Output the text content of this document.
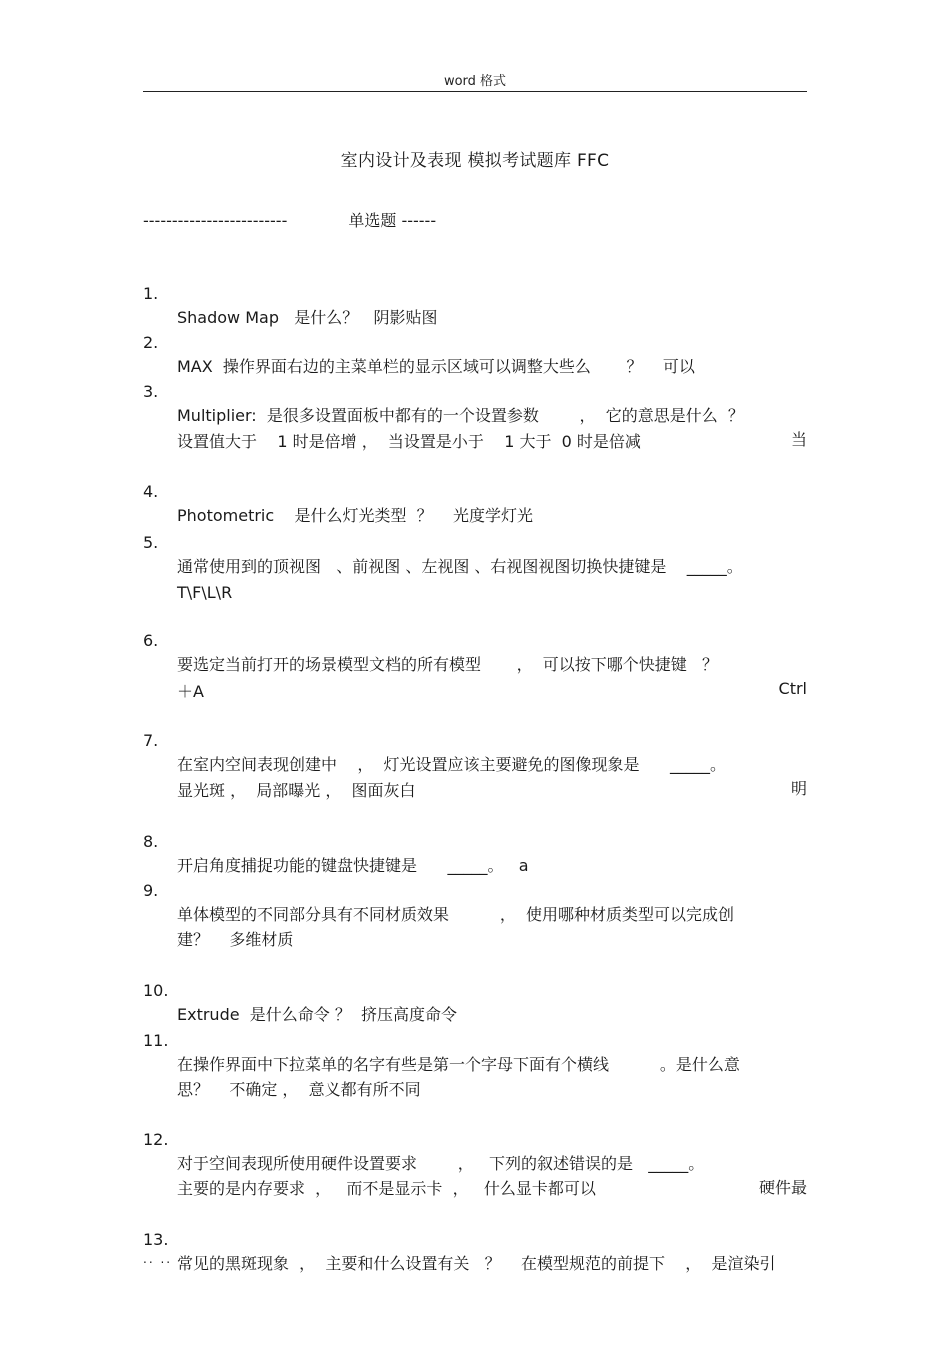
word 格式
室内设计及表现 模拟考试题库 FFC
-------------------------            单选题 ------

1.

Shadow Map   是什么？   阴影贴图

2.

MAX  操作界面右边的主菜单栏的显示区域可以调整大些么       ？    可以

3.

Multiplier:  是很多设置面板中都有的一个设置参数        ，  它的意思是什么  ？

当

设置值大于    1 时是倍增 ，  当设置是小于    1 大于  0 时是倍减

4.

Photometric    是什么灯光类型  ？    光度学灯光

5.

通常使用到的顶视图   、前视图 、左视图 、右视图视图切换快捷键是    _____。

T\F\L\R

6.

要选定当前打开的场景模型文档的所有模型       ，  可以按下哪个快捷键   ？

Ctrl

＋A

7.

在室内空间表现创建中    ，  灯光设置应该主要避免的图像现象是      _____。

明

显光斑 ，  局部曝光 ，  图面灰白

8.

开启角度捕捉功能的键盘快捷键是      _____。   a

9.

单体模型的不同部分具有不同材质效果          ，  使用哪种材质类型可以完成创

建？    多维材质

10.

Extrude  是什么命令 ？  挤压高度命令

11.

在操作界面中下拉菜单的名字有些是第一个字母下面有个横线          。是什么意

思？    不确定 ，  意义都有所不同

12.

对于空间表现所使用硬件设置要求        ，   下列的叙述错误的是   _____。

硬件最

主要的是内存要求  ，   而不是显示卡  ，   什么显卡都可以

13.

常见的黑斑现象  ，  主要和什么设置有关   ？    在模型规范的前提下    ，  是渲染引

.. ..
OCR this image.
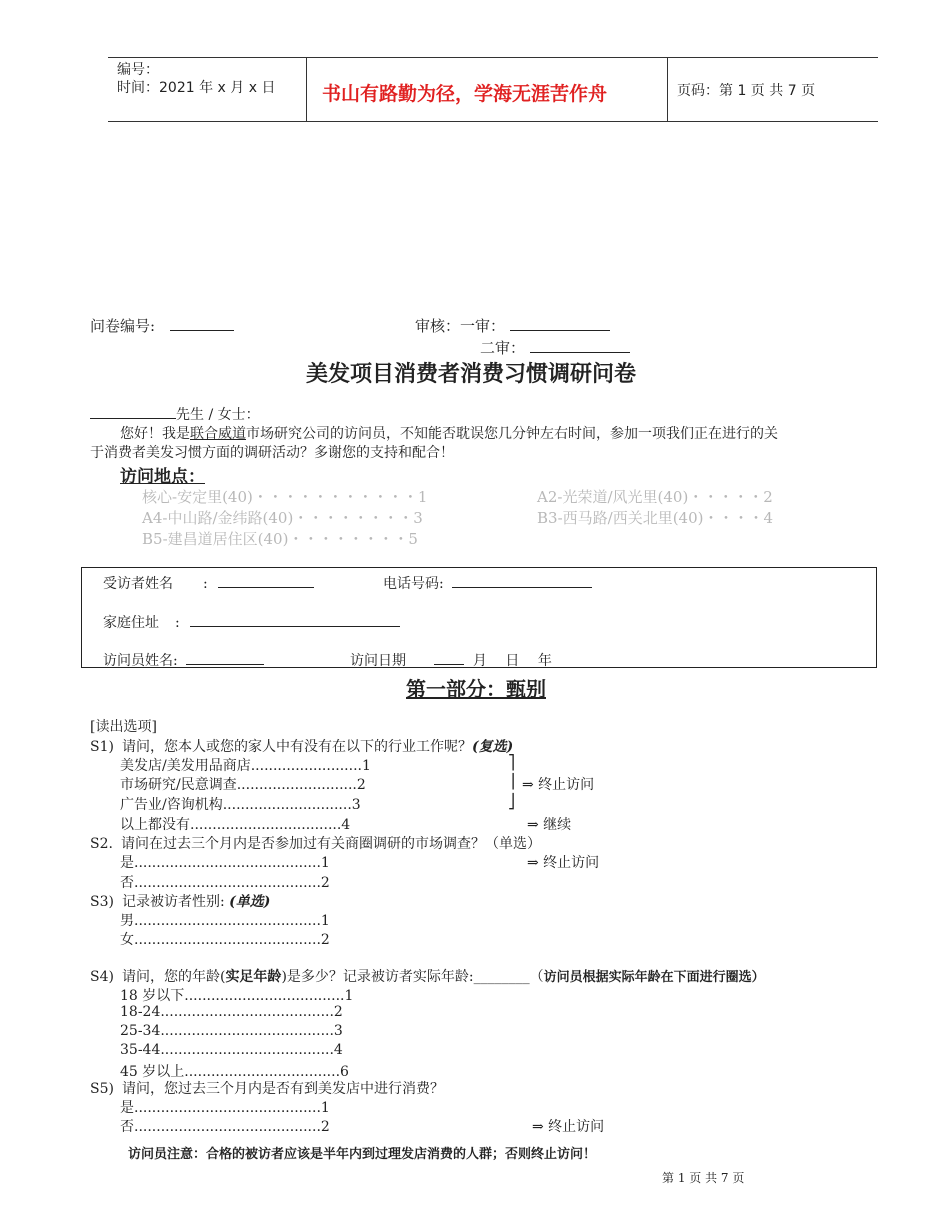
编号：
时间：2021 年 x 月 x 日 书山有路勤为径，学海无涯苦作舟	页码：第 1 页 共 7 页
问卷编号:	审核：一审：
二审：
美发项目消费者消费习惯调研问卷
先生 / 女士：
您好！我是联合威道市场研究公司的访问员，不知能否耽误您几分钟左右时间，参加一项我们正在进行的关
于消费者美发习惯方面的调研活动？多谢您的支持和配合！
访问地点：
核心-安定里(40)・・・・・・・・・・・1	A2-光荣道/风光里(40)・・・・・2
A4-中山路/金纬路(40)・・・・・・・・3	B3-西马路/西关北里(40)・・・・4
B5-建昌道居住区(40)・・・・・・・・5
受访者姓名 :	电话号码:
家庭住址 :
访问员姓名:	访问日期	月 日 年
第一部分：甄别
[读出选项]
S1) 请问，您本人或您的家人中有没有在以下的行业工作呢？(复选)
美发店/美发用品商店.........................1
市场研究/民意调查...........................2
广告业/咨询机构.............................3
以上都没有..................................4
⎤
⎥
⎦
⇒ 终止访问
⇒ 继续
S2. 请问在过去三个月内是否参加过有关商圈调研的市场调查？（单选）
是..........................................1
否..........................................2
⇒ 终止访问
S3) 记录被访者性别: (单选)
男..........................................1
女..........................................2
S4) 请问，您的年龄(实足年龄)是多少？记录被访者实际年龄:________（访问员根据实际年龄在下面进行圈选）
18 岁以下....................................1
18-24.......................................2
25-34.......................................3
35-44.......................................4
45 岁以上...................................6
S5) 请问，您过去三个月内是否有到美发店中进行消费？
是..........................................1
否..........................................2	⇒ 终止访问
访问员注意：合格的被访者应该是半年内到过理发店消费的人群；否则终止访问！
第 1 页 共 7 页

**EXERCISE DESCRIPTION:** Leave the images out and output the remaining material exactly as it stands.

**FULL ANSWER:**
Output the text content of this document.
word 格式
室内设计及表现 模拟考试题库 FFC
-------------------------            单选题 ------

1.

Shadow Map   是什么？   阴影贴图

2.

MAX  操作界面右边的主菜单栏的显示区域可以调整大些么       ？    可以

3.

Multiplier:  是很多设置面板中都有的一个设置参数        ，  它的意思是什么  ？

当

设置值大于    1 时是倍增 ，  当设置是小于    1 大于  0 时是倍减

4.

Photometric    是什么灯光类型  ？    光度学灯光

5.

通常使用到的顶视图   、前视图 、左视图 、右视图视图切换快捷键是    _____。

T\F\L\R

6.

要选定当前打开的场景模型文档的所有模型       ，  可以按下哪个快捷键   ？

Ctrl

＋A

7.

在室内空间表现创建中    ，  灯光设置应该主要避免的图像现象是      _____。

明

显光斑 ，  局部曝光 ，  图面灰白

8.

开启角度捕捉功能的键盘快捷键是      _____。   a

9.

单体模型的不同部分具有不同材质效果          ，  使用哪种材质类型可以完成创

建？    多维材质

10.

Extrude  是什么命令 ？  挤压高度命令

11.

在操作界面中下拉菜单的名字有些是第一个字母下面有个横线          。是什么意

思？    不确定 ，  意义都有所不同

12.

对于空间表现所使用硬件设置要求        ，   下列的叙述错误的是   _____。

硬件最

主要的是内存要求  ，   而不是显示卡  ，   什么显卡都可以

13.

常见的黑斑现象  ，  主要和什么设置有关   ？    在模型规范的前提下    ，  是渲染引

.. ..
OCR this image.
编号：
时间：2021 年 x 月 x 日 书山有路勤为径，学海无涯苦作舟	页码：第 1 页 共 7 页
问卷编号:	审核：一审：
二审：
美发项目消费者消费习惯调研问卷
先生 / 女士：
您好！我是联合威道市场研究公司的访问员，不知能否耽误您几分钟左右时间，参加一项我们正在进行的关
于消费者美发习惯方面的调研活动？多谢您的支持和配合！
访问地点：
核心-安定里(40)・・・・・・・・・・・1	A2-光荣道/风光里(40)・・・・・2
A4-中山路/金纬路(40)・・・・・・・・3	B3-西马路/西关北里(40)・・・・4
B5-建昌道居住区(40)・・・・・・・・5
受访者姓名 :	电话号码:
家庭住址 :
访问员姓名:	访问日期	月 日 年
第一部分：甄别
[读出选项]
S1) 请问，您本人或您的家人中有没有在以下的行业工作呢？(复选)
美发店/美发用品商店.........................1
市场研究/民意调查...........................2
广告业/咨询机构.............................3
以上都没有..................................4
⎤
⎥
⎦
⇒ 终止访问
⇒ 继续
S2. 请问在过去三个月内是否参加过有关商圈调研的市场调查？（单选）
是..........................................1
否..........................................2
⇒ 终止访问
S3) 记录被访者性别: (单选)
男..........................................1
女..........................................2
S4) 请问，您的年龄(实足年龄)是多少？记录被访者实际年龄:________（访问员根据实际年龄在下面进行圈选）
18 岁以下....................................1
18-24.......................................2
25-34.......................................3
35-44.......................................4
45 岁以上...................................6
S5) 请问，您过去三个月内是否有到美发店中进行消费？
是..........................................1
否..........................................2	⇒ 终止访问
访问员注意：合格的被访者应该是半年内到过理发店消费的人群；否则终止访问！
第 1 页 共 7 页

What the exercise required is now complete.